Starting at the line of the listing that has "y-tick-group: 0 5" and stopping after the line that has "x-tick-label: 4000 xyxy=(765,497,803,515)", rename "y-tick-label" to "y-axis-tick" and give those lines back with nothing else changed.

Part of a data file:
+--

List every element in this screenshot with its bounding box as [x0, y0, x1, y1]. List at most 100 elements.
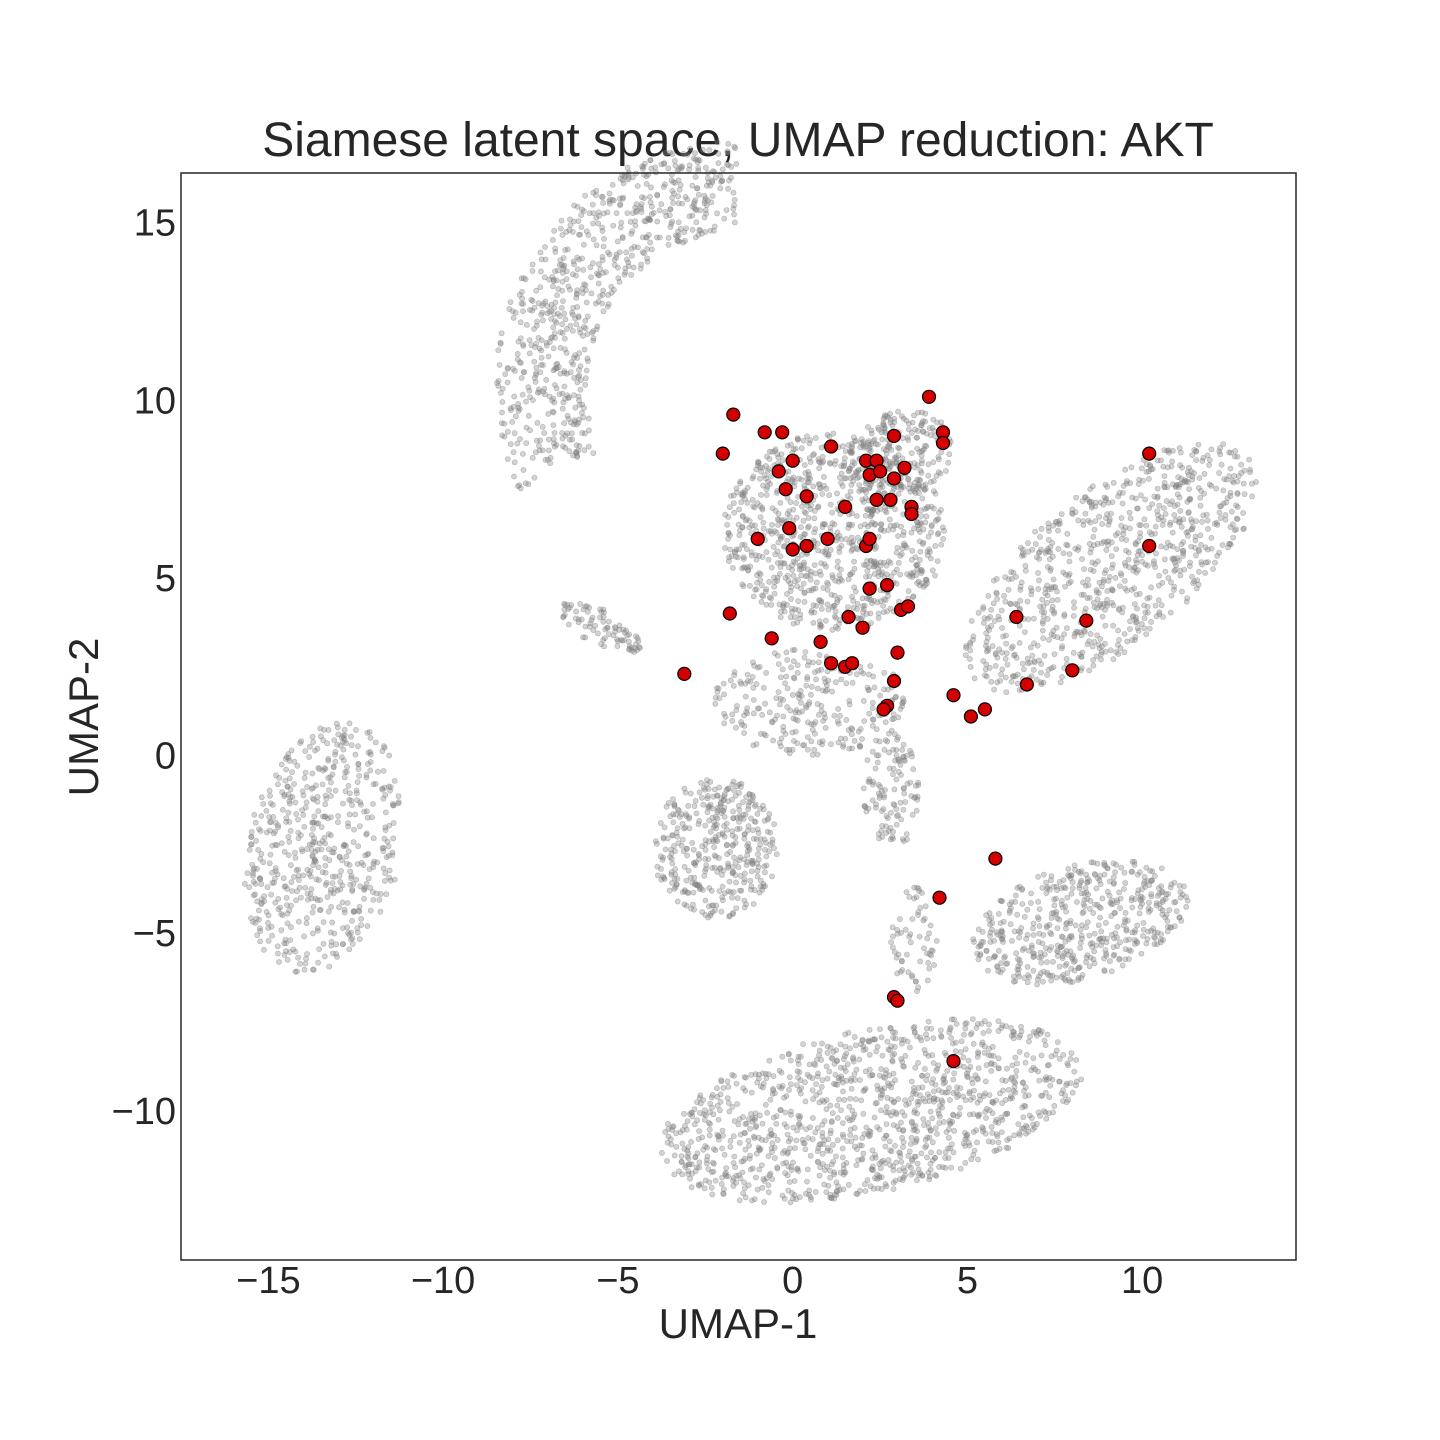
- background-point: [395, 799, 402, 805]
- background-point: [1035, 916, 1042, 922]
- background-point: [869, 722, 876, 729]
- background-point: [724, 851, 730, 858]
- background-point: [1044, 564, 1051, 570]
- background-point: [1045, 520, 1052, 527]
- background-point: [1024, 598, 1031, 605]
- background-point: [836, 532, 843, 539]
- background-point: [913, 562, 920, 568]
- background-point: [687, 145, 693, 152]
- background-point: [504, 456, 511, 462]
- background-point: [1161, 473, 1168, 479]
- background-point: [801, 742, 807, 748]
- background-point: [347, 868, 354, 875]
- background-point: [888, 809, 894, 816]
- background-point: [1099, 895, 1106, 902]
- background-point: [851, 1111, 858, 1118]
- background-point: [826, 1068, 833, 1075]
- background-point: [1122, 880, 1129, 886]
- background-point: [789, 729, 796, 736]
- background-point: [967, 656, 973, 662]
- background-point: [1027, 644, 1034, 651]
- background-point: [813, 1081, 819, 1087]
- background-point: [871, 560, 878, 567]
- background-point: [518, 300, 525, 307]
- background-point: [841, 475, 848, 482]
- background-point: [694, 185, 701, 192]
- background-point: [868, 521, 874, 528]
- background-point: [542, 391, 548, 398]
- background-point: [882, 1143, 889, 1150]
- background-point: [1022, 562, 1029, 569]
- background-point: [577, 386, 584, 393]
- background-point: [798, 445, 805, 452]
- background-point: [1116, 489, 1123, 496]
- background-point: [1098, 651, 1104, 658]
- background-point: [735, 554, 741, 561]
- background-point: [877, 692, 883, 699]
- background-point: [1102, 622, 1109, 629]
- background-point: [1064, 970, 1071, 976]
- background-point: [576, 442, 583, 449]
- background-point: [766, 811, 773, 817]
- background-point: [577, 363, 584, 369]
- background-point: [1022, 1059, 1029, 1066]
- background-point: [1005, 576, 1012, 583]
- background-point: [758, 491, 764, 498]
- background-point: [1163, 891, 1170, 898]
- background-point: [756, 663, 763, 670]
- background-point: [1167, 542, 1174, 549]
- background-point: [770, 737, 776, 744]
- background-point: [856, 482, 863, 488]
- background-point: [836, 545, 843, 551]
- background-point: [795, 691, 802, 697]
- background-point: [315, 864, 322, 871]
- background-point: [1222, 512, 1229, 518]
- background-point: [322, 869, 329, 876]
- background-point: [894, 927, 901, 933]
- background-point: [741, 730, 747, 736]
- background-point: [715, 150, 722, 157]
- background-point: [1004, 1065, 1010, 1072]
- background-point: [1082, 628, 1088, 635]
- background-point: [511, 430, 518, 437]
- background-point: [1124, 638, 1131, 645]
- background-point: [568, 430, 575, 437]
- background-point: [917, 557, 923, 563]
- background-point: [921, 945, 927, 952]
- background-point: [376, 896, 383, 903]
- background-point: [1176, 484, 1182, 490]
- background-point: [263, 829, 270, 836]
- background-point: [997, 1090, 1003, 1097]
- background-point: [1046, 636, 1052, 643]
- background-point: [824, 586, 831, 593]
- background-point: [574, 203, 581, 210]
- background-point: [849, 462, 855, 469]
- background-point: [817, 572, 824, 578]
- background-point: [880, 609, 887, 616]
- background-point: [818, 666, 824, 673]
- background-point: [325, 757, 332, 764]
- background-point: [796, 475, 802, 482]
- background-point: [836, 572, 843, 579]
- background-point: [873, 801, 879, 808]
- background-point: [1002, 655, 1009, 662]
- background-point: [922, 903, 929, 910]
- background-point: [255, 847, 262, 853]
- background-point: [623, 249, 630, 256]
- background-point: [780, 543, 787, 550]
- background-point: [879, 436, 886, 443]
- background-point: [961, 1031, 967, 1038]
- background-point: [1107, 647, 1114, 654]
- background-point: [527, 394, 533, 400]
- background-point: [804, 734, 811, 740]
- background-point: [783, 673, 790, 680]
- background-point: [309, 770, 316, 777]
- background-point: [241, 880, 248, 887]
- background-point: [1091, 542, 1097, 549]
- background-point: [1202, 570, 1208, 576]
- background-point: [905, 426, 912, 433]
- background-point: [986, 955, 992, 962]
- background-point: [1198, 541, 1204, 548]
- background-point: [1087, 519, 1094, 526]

+--

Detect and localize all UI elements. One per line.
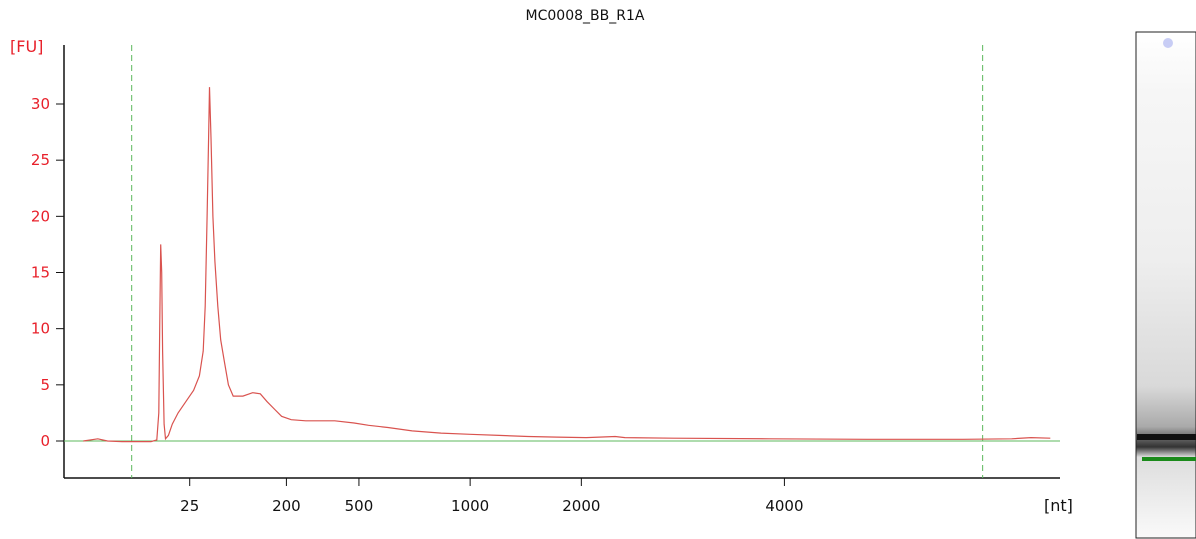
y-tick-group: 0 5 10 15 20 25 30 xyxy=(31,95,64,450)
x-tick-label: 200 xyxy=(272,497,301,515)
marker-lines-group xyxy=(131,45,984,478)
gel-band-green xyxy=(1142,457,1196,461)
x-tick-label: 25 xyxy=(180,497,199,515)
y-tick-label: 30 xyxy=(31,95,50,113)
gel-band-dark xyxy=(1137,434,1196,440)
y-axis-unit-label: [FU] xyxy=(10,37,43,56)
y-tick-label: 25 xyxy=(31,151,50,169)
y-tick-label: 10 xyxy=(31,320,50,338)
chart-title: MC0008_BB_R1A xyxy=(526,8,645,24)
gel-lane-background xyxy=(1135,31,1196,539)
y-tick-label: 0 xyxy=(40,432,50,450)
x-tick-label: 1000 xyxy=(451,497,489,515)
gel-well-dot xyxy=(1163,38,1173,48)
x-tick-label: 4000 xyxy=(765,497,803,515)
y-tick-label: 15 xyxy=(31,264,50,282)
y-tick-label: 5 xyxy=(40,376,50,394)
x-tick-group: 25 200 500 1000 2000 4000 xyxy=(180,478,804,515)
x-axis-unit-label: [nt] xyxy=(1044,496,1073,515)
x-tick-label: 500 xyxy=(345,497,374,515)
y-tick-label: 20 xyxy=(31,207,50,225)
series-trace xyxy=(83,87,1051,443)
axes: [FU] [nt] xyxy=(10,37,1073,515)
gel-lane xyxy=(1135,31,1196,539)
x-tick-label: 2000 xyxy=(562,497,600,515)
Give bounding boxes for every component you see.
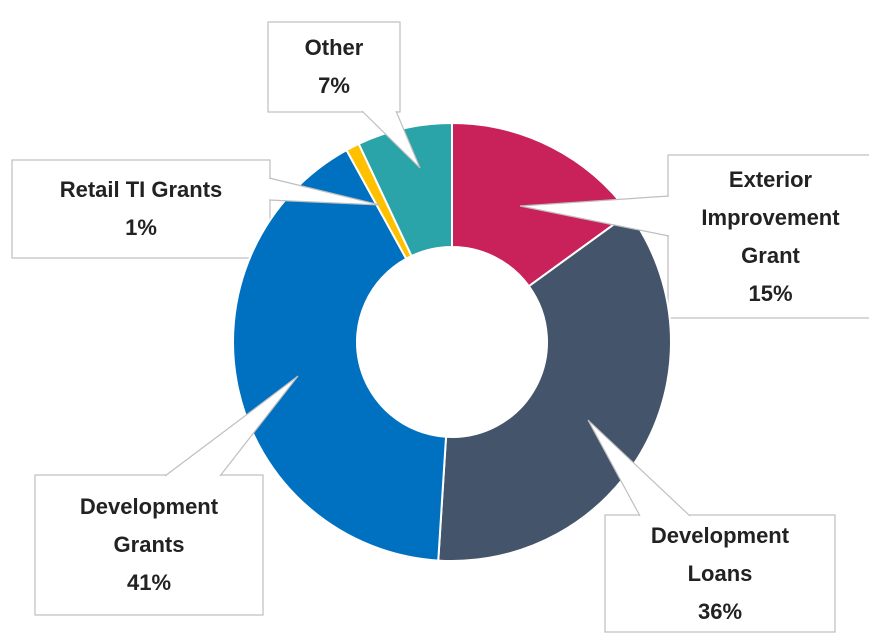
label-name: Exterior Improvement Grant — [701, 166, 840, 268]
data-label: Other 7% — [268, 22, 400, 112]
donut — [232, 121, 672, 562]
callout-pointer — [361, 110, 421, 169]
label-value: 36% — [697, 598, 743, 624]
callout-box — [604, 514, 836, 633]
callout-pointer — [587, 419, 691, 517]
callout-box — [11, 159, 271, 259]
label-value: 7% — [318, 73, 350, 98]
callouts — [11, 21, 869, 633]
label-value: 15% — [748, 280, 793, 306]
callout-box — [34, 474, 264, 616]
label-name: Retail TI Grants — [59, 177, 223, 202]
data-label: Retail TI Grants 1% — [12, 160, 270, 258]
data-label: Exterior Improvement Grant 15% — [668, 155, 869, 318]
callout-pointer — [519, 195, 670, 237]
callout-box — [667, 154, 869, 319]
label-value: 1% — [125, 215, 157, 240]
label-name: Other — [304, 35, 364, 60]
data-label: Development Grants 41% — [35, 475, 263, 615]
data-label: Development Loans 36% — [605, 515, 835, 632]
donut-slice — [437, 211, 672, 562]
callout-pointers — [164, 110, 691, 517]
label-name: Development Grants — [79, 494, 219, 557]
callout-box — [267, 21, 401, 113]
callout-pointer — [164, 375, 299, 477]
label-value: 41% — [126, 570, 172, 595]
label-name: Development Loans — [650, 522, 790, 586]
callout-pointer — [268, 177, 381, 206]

+--

**Complete response**
y-tick-group: 0 5 10 15 20 25 30 xyxy=(31,95,64,450)
x-tick-label: 200 xyxy=(272,497,301,515)
marker-lines-group xyxy=(131,45,984,478)
gel-band-green xyxy=(1142,457,1196,461)
x-tick-label: 25 xyxy=(180,497,199,515)
y-axis-tick: 30 xyxy=(31,95,50,113)
gel-band-dark xyxy=(1137,434,1196,440)
y-axis-unit-label: [FU] xyxy=(10,37,43,56)
y-axis-tick: 25 xyxy=(31,151,50,169)
y-axis-tick: 10 xyxy=(31,320,50,338)
chart-title: MC0008_BB_R1A xyxy=(526,8,645,24)
gel-lane-background xyxy=(1135,31,1196,539)
y-axis-tick: 0 xyxy=(40,432,50,450)
x-tick-label: 1000 xyxy=(451,497,489,515)
gel-well-dot xyxy=(1163,38,1173,48)
x-tick-label: 4000 xyxy=(765,497,803,515)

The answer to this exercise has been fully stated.